-- begin --

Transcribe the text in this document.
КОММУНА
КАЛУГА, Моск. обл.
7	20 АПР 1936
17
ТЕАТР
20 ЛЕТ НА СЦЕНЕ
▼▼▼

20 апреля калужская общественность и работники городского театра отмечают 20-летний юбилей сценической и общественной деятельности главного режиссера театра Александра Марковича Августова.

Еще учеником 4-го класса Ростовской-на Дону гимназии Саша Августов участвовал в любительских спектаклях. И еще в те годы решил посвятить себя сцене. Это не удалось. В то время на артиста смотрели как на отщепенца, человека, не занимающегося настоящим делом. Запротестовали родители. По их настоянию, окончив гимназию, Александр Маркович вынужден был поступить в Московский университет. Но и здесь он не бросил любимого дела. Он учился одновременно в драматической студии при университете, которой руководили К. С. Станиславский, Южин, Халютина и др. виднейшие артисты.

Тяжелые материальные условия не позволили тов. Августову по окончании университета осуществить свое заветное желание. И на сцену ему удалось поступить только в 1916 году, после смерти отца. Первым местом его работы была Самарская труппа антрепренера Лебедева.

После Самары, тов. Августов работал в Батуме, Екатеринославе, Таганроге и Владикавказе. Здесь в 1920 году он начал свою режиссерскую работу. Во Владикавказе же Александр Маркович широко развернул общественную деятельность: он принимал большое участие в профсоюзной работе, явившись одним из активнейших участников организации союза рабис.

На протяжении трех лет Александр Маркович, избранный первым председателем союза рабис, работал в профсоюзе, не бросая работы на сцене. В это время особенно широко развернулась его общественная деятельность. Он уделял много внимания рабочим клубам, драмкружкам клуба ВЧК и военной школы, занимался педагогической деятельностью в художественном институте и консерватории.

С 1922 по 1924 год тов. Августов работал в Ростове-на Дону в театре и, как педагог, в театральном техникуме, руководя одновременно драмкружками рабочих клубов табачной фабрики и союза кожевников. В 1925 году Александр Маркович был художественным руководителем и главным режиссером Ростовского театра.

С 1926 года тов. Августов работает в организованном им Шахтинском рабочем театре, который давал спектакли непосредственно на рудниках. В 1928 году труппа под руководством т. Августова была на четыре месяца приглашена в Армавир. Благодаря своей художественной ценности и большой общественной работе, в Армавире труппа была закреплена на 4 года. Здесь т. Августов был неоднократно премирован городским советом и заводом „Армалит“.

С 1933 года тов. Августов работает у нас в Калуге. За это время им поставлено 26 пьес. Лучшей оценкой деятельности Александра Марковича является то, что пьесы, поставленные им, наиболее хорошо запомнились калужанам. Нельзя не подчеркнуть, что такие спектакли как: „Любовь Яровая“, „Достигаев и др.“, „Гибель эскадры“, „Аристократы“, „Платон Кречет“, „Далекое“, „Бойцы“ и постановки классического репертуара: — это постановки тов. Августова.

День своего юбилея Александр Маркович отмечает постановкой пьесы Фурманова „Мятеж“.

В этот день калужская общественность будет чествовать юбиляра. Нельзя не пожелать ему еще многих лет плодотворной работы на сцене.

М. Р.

-- end --

What you need to do:
Recopy the entries above exactly, with every line included.

Result below:
Transcribe the text in this document.
КОММУНА
КАЛУГА, Моск. обл.
7	20 АПР 1936
17
ТЕАТР
20 ЛЕТ НА СЦЕНЕ
▼▼▼

20 апреля калужская общественность и работники городского театра отмечают 20-летний юбилей сценической и общественной деятельности главного режиссера театра Александра Марковича Августова.

Еще учеником 4-го класса Ростовской-на Дону гимназии Саша Августов участвовал в любительских спектаклях. И еще в те годы решил посвятить себя сцене. Это не удалось. В то время на артиста смотрели как на отщепенца, человека, не занимающегося настоящим делом. Запротестовали родители. По их настоянию, окончив гимназию, Александр Маркович вынужден был поступить в Московский университет. Но и здесь он не бросил любимого дела. Он учился одновременно в драматической студии при университете, которой руководили К. С. Станиславский, Южин, Халютина и др. виднейшие артисты.

Тяжелые материальные условия не позволили тов. Августову по окончании университета осуществить свое заветное желание. И на сцену ему удалось поступить только в 1916 году, после смерти отца. Первым местом его работы была Самарская труппа антрепренера Лебедева.

После Самары, тов. Августов работал в Батуме, Екатеринославе, Таганроге и Владикавказе. Здесь в 1920 году он начал свою режиссерскую работу. Во Владикавказе же Александр Маркович широко развернул общественную деятельность: он принимал большое участие в профсоюзной работе, явившись одним из активнейших участников организации союза рабис.

На протяжении трех лет Александр Маркович, избранный первым председателем союза рабис, работал в профсоюзе, не бросая работы на сцене. В это время особенно широко развернулась его общественная деятельность. Он уделял много внимания рабочим клубам, драмкружкам клуба ВЧК и военной школы, занимался педагогической деятельностью в художественном институте и консерватории.

С 1922 по 1924 год тов. Августов работал в Ростове-на Дону в театре и, как педагог, в театральном техникуме, руководя одновременно драмкружками рабочих клубов табачной фабрики и союза кожевников. В 1925 году Александр Маркович был художественным руководителем и главным режиссером Ростовского театра.

С 1926 года тов. Августов работает в организованном им Шахтинском рабочем театре, который давал спектакли непосредственно на рудниках. В 1928 году труппа под руководством т. Августова была на четыре месяца приглашена в Армавир. Благодаря своей художественной ценности и большой общественной работе, в Армавире труппа была закреплена на 4 года. Здесь т. Августов был неоднократно премирован городским советом и заводом „Армалит“.

С 1933 года тов. Августов работает у нас в Калуге. За это время им поставлено 26 пьес. Лучшей оценкой деятельности Александра Марковича является то, что пьесы, поставленные им, наиболее хорошо запомнились калужанам. Нельзя не подчеркнуть, что такие спектакли как: „Любовь Яровая“, „Достигаев и др.“, „Гибель эскадры“, „Аристократы“, „Платон Кречет“, „Далекое“, „Бойцы“ и постановки классического репертуара: — это постановки тов. Августова.

День своего юбилея Александр Маркович отмечает постановкой пьесы Фурманова „Мятеж“.

В этот день калужская общественность будет чествовать юбиляра. Нельзя не пожелать ему еще многих лет плодотворной работы на сцене.

М. Р.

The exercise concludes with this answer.